> [Task directions]: Write each record again exactly as it stands.

---- Records for the exercise

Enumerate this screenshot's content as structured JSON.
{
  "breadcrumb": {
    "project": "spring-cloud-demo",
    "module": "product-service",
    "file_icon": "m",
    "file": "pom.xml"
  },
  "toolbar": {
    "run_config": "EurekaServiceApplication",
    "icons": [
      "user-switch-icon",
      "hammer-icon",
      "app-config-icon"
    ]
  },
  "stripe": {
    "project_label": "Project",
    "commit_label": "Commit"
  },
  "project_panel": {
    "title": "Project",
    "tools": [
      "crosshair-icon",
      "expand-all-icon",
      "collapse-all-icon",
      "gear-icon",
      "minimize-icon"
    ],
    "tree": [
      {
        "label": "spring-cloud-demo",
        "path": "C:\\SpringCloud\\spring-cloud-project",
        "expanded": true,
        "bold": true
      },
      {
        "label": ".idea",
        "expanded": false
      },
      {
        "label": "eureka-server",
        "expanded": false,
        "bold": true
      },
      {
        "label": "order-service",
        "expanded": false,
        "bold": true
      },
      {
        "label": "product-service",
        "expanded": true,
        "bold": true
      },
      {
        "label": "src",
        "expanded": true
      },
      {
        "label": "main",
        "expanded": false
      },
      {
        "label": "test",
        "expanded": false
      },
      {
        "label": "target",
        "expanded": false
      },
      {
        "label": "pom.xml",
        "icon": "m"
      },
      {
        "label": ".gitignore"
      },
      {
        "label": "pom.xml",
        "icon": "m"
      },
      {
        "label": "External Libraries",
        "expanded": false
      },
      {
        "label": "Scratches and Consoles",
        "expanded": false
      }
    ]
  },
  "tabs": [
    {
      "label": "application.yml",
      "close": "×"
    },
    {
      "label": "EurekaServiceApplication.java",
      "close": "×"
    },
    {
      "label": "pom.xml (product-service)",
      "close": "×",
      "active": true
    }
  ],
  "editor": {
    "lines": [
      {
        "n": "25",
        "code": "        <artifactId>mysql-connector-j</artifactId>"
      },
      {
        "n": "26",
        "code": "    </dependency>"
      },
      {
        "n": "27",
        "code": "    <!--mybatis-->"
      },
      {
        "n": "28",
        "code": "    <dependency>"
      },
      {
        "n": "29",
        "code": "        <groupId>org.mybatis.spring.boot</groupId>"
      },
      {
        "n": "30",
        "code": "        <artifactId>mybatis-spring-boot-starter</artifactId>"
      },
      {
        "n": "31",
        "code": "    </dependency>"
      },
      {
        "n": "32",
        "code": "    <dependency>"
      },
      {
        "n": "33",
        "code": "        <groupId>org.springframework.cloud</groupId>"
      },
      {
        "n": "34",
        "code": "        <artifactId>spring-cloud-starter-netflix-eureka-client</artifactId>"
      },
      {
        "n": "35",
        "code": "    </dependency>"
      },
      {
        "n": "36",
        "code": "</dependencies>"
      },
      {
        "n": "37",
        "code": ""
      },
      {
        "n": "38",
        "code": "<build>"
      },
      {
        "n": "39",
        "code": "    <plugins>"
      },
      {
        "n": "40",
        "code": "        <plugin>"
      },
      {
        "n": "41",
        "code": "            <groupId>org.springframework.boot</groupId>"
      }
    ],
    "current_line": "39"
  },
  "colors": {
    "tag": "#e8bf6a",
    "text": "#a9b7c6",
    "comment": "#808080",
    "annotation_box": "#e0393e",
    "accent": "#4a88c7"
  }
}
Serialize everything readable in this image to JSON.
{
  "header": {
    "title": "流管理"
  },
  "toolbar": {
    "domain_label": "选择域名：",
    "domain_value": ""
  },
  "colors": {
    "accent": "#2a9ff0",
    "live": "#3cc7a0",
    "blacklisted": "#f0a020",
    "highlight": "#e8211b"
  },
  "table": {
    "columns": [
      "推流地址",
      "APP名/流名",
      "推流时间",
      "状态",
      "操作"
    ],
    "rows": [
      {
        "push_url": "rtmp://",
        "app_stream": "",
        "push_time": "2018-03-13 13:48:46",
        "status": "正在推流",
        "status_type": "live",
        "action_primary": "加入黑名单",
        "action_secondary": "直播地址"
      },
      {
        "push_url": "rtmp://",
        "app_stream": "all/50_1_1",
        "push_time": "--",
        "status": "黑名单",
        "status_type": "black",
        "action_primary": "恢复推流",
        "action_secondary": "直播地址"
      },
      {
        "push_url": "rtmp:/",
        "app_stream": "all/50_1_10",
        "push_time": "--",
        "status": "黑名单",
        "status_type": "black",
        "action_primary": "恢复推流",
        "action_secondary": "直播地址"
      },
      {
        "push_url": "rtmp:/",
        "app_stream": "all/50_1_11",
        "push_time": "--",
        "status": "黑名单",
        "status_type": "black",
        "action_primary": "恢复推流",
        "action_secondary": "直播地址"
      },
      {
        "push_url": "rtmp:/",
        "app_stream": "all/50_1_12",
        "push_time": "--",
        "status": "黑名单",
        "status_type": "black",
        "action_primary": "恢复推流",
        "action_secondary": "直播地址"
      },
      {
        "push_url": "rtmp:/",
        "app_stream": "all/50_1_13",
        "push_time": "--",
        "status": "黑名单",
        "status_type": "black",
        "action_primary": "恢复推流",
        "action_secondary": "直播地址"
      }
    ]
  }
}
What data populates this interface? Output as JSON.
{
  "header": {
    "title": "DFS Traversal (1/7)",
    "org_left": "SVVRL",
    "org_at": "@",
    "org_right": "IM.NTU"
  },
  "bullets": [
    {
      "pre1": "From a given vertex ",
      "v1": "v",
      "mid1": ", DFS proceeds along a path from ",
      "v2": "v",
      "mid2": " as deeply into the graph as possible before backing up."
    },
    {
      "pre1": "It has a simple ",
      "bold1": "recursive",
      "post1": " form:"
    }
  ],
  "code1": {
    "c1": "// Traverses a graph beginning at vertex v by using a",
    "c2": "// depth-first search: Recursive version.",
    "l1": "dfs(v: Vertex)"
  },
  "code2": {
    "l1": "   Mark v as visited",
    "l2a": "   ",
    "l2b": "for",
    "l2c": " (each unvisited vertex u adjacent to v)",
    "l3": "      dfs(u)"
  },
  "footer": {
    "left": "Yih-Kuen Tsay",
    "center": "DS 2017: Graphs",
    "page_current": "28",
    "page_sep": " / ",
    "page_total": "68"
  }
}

--------

> [Response]:
Enumerate this screenshot's content as structured JSON.
{
  "breadcrumb": {
    "project": "spring-cloud-demo",
    "module": "product-service",
    "file_icon": "m",
    "file": "pom.xml"
  },
  "toolbar": {
    "run_config": "EurekaServiceApplication",
    "icons": [
      "user-switch-icon",
      "hammer-icon",
      "app-config-icon"
    ]
  },
  "stripe": {
    "project_label": "Project",
    "commit_label": "Commit"
  },
  "project_panel": {
    "title": "Project",
    "tools": [
      "crosshair-icon",
      "expand-all-icon",
      "collapse-all-icon",
      "gear-icon",
      "minimize-icon"
    ],
    "tree": [
      {
        "label": "spring-cloud-demo",
        "path": "C:\\SpringCloud\\spring-cloud-project",
        "expanded": true,
        "bold": true
      },
      {
        "label": ".idea",
        "expanded": false
      },
      {
        "label": "eureka-server",
        "expanded": false,
        "bold": true
      },
      {
        "label": "order-service",
        "expanded": false,
        "bold": true
      },
      {
        "label": "product-service",
        "expanded": true,
        "bold": true
      },
      {
        "label": "src",
        "expanded": true
      },
      {
        "label": "main",
        "expanded": false
      },
      {
        "label": "test",
        "expanded": false
      },
      {
        "label": "target",
        "expanded": false
      },
      {
        "label": "pom.xml",
        "icon": "m"
      },
      {
        "label": ".gitignore"
      },
      {
        "label": "pom.xml",
        "icon": "m"
      },
      {
        "label": "External Libraries",
        "expanded": false
      },
      {
        "label": "Scratches and Consoles",
        "expanded": false
      }
    ]
  },
  "tabs": [
    {
      "label": "application.yml",
      "close": "×"
    },
    {
      "label": "EurekaServiceApplication.java",
      "close": "×"
    },
    {
      "label": "pom.xml (product-service)",
      "close": "×",
      "active": true
    }
  ],
  "editor": {
    "lines": [
      {
        "n": "25",
        "code": "        <artifactId>mysql-connector-j</artifactId>"
      },
      {
        "n": "26",
        "code": "    </dependency>"
      },
      {
        "n": "27",
        "code": "    <!--mybatis-->"
      },
      {
        "n": "28",
        "code": "    <dependency>"
      },
      {
        "n": "29",
        "code": "        <groupId>org.mybatis.spring.boot</groupId>"
      },
      {
        "n": "30",
        "code": "        <artifactId>mybatis-spring-boot-starter</artifactId>"
      },
      {
        "n": "31",
        "code": "    </dependency>"
      },
      {
        "n": "32",
        "code": "    <dependency>"
      },
      {
        "n": "33",
        "code": "        <groupId>org.springframework.cloud</groupId>"
      },
      {
        "n": "34",
        "code": "        <artifactId>spring-cloud-starter-netflix-eureka-client</artifactId>"
      },
      {
        "n": "35",
        "code": "    </dependency>"
      },
      {
        "n": "36",
        "code": "</dependencies>"
      },
      {
        "n": "37",
        "code": ""
      },
      {
        "n": "38",
        "code": "<build>"
      },
      {
        "n": "39",
        "code": "    <plugins>"
      },
      {
        "n": "40",
        "code": "        <plugin>"
      },
      {
        "n": "41",
        "code": "            <groupId>org.springframework.boot</groupId>"
      }
    ],
    "current_line": "39"
  },
  "colors": {
    "tag": "#e8bf6a",
    "text": "#a9b7c6",
    "comment": "#808080",
    "annotation_box": "#e0393e",
    "accent": "#4a88c7"
  }
}
Serialize everything readable in this image to JSON.
{
  "header": {
    "title": "流管理"
  },
  "toolbar": {
    "domain_label": "选择域名：",
    "domain_value": ""
  },
  "colors": {
    "accent": "#2a9ff0",
    "live": "#3cc7a0",
    "blacklisted": "#f0a020",
    "highlight": "#e8211b"
  },
  "table": {
    "columns": [
      "推流地址",
      "APP名/流名",
      "推流时间",
      "状态",
      "操作"
    ],
    "rows": [
      {
        "push_url": "rtmp://",
        "app_stream": "",
        "push_time": "2018-03-13 13:48:46",
        "status": "正在推流",
        "status_type": "live",
        "action_primary": "加入黑名单",
        "action_secondary": "直播地址"
      },
      {
        "push_url": "rtmp://",
        "app_stream": "all/50_1_1",
        "push_time": "--",
        "status": "黑名单",
        "status_type": "black",
        "action_primary": "恢复推流",
        "action_secondary": "直播地址"
      },
      {
        "push_url": "rtmp:/",
        "app_stream": "all/50_1_10",
        "push_time": "--",
        "status": "黑名单",
        "status_type": "black",
        "action_primary": "恢复推流",
        "action_secondary": "直播地址"
      },
      {
        "push_url": "rtmp:/",
        "app_stream": "all/50_1_11",
        "push_time": "--",
        "status": "黑名单",
        "status_type": "black",
        "action_primary": "恢复推流",
        "action_secondary": "直播地址"
      },
      {
        "push_url": "rtmp:/",
        "app_stream": "all/50_1_12",
        "push_time": "--",
        "status": "黑名单",
        "status_type": "black",
        "action_primary": "恢复推流",
        "action_secondary": "直播地址"
      },
      {
        "push_url": "rtmp:/",
        "app_stream": "all/50_1_13",
        "push_time": "--",
        "status": "黑名单",
        "status_type": "black",
        "action_primary": "恢复推流",
        "action_secondary": "直播地址"
      }
    ]
  }
}
What data populates this interface? Output as JSON.
{
  "header": {
    "title": "DFS Traversal (1/7)",
    "org_left": "SVVRL",
    "org_at": "@",
    "org_right": "IM.NTU"
  },
  "bullets": [
    {
      "pre1": "From a given vertex ",
      "v1": "v",
      "mid1": ", DFS proceeds along a path from ",
      "v2": "v",
      "mid2": " as deeply into the graph as possible before backing up."
    },
    {
      "pre1": "It has a simple ",
      "bold1": "recursive",
      "post1": " form:"
    }
  ],
  "code1": {
    "c1": "// Traverses a graph beginning at vertex v by using a",
    "c2": "// depth-first search: Recursive version.",
    "l1": "dfs(v: Vertex)"
  },
  "code2": {
    "l1": "   Mark v as visited",
    "l2a": "   ",
    "l2b": "for",
    "l2c": " (each unvisited vertex u adjacent to v)",
    "l3": "      dfs(u)"
  },
  "footer": {
    "left": "Yih-Kuen Tsay",
    "center": "DS 2017: Graphs",
    "page_current": "28",
    "page_sep": " / ",
    "page_total": "68"
  }
}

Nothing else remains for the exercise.